■ **Task to carry out**: In your copy, include every line of the listing below exactly but none of the pictures.

■ **Supplied material**:
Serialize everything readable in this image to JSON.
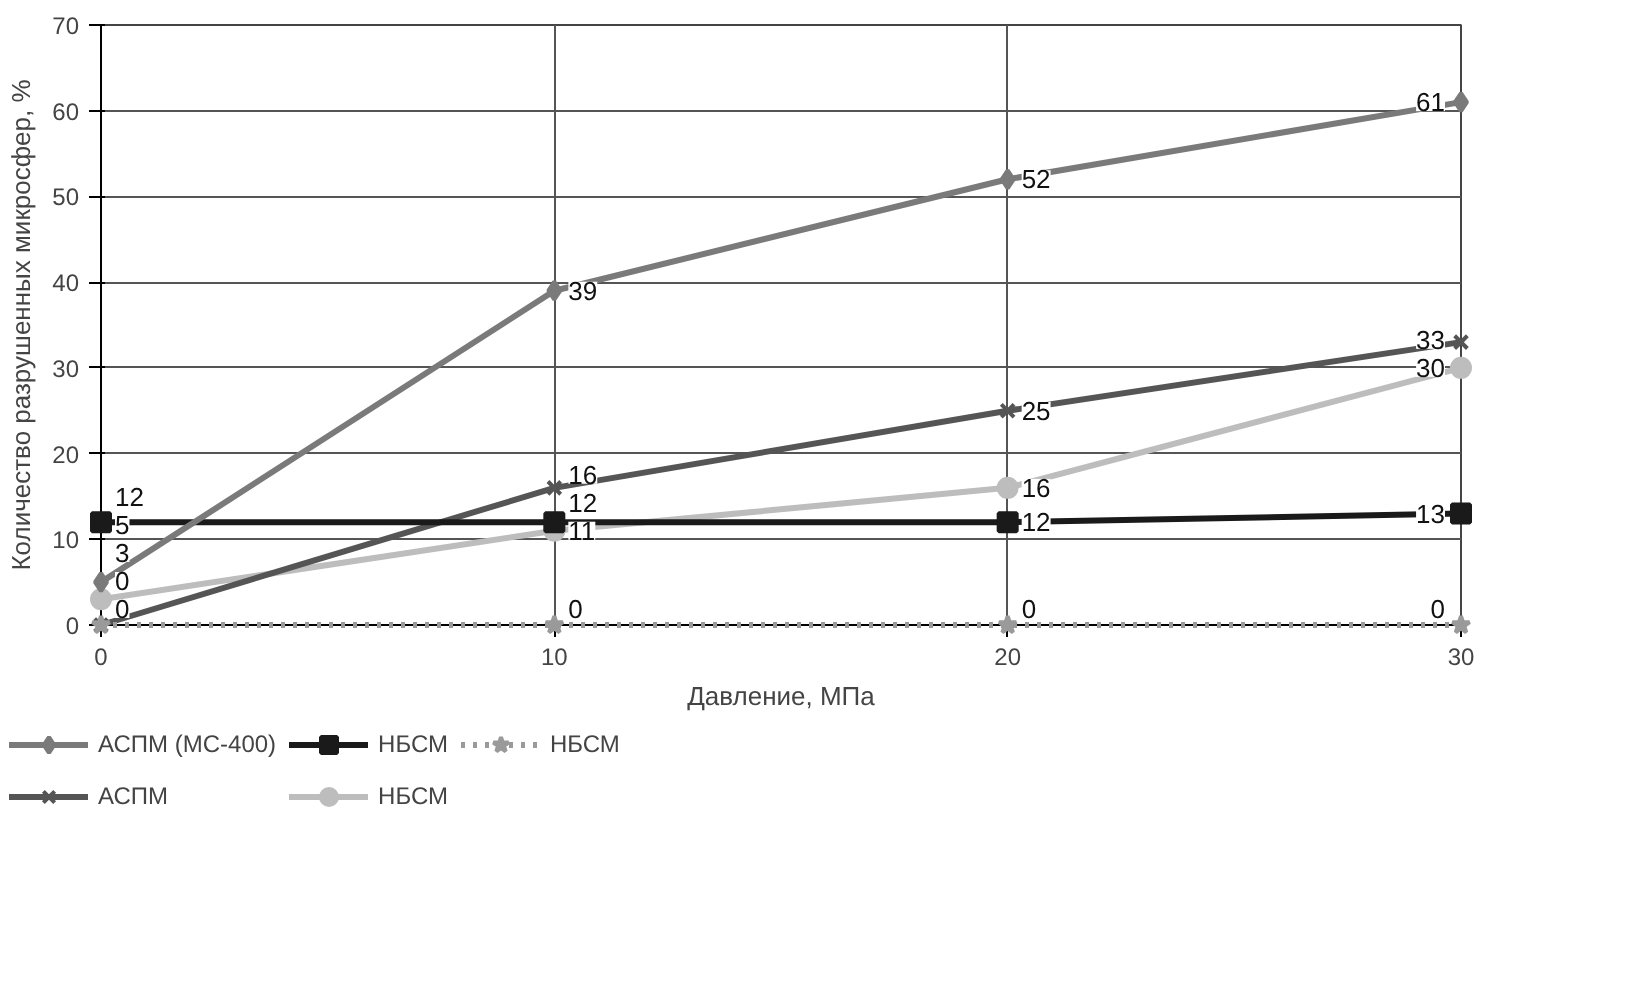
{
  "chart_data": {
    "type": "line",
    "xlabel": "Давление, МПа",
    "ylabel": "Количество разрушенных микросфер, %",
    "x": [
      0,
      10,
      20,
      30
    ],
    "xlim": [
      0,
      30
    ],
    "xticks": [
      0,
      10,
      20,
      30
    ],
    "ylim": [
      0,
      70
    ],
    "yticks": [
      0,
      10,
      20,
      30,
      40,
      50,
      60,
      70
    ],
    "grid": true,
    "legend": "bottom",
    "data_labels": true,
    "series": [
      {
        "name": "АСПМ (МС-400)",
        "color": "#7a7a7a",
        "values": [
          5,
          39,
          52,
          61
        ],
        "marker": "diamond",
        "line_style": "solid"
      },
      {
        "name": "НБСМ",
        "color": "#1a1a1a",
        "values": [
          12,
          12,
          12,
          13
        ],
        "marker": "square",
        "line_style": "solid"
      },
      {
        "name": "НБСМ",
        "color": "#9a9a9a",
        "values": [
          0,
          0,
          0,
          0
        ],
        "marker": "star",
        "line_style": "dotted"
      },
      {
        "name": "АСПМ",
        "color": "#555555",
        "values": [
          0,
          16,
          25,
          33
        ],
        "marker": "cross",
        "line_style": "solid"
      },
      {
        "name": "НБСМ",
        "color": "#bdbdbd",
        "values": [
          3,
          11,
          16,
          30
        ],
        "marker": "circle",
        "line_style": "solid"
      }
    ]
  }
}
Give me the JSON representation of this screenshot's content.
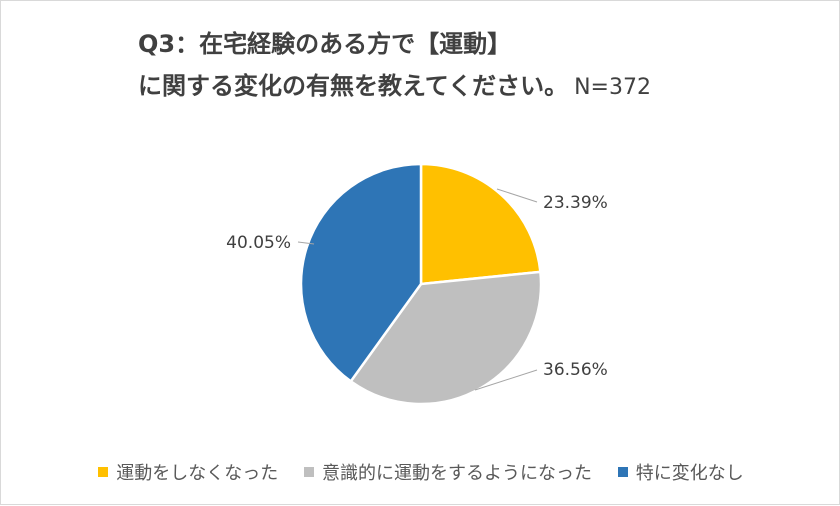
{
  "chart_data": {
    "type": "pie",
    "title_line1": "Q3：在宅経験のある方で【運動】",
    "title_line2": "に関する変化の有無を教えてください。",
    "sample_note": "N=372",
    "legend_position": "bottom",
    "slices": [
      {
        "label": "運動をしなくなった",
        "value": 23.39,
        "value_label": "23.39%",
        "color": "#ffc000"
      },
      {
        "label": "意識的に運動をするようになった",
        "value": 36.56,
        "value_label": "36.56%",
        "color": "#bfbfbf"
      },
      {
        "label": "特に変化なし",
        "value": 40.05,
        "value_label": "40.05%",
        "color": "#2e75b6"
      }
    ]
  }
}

■ **Answer to this exercise**:
Serialize everything readable in this image to JSON.
{
  "chart_data": {
    "type": "line",
    "xlabel": "Давление, МПа",
    "ylabel": "Количество разрушенных микросфер, %",
    "x": [
      0,
      10,
      20,
      30
    ],
    "xlim": [
      0,
      30
    ],
    "xticks": [
      0,
      10,
      20,
      30
    ],
    "ylim": [
      0,
      70
    ],
    "yticks": [
      0,
      10,
      20,
      30,
      40,
      50,
      60,
      70
    ],
    "grid": true,
    "legend": "bottom",
    "data_labels": true,
    "series": [
      {
        "name": "АСПМ (МС-400)",
        "color": "#7a7a7a",
        "values": [
          5,
          39,
          52,
          61
        ],
        "marker": "diamond",
        "line_style": "solid"
      },
      {
        "name": "НБСМ",
        "color": "#1a1a1a",
        "values": [
          12,
          12,
          12,
          13
        ],
        "marker": "square",
        "line_style": "solid"
      },
      {
        "name": "НБСМ",
        "color": "#9a9a9a",
        "values": [
          0,
          0,
          0,
          0
        ],
        "marker": "star",
        "line_style": "dotted"
      },
      {
        "name": "АСПМ",
        "color": "#555555",
        "values": [
          0,
          16,
          25,
          33
        ],
        "marker": "cross",
        "line_style": "solid"
      },
      {
        "name": "НБСМ",
        "color": "#bdbdbd",
        "values": [
          3,
          11,
          16,
          30
        ],
        "marker": "circle",
        "line_style": "solid"
      }
    ]
  }
}
Give me the JSON representation of this screenshot's content.
{
  "chart_data": {
    "type": "pie",
    "title_line1": "Q3：在宅経験のある方で【運動】",
    "title_line2": "に関する変化の有無を教えてください。",
    "sample_note": "N=372",
    "legend_position": "bottom",
    "slices": [
      {
        "label": "運動をしなくなった",
        "value": 23.39,
        "value_label": "23.39%",
        "color": "#ffc000"
      },
      {
        "label": "意識的に運動をするようになった",
        "value": 36.56,
        "value_label": "36.56%",
        "color": "#bfbfbf"
      },
      {
        "label": "特に変化なし",
        "value": 40.05,
        "value_label": "40.05%",
        "color": "#2e75b6"
      }
    ]
  }
}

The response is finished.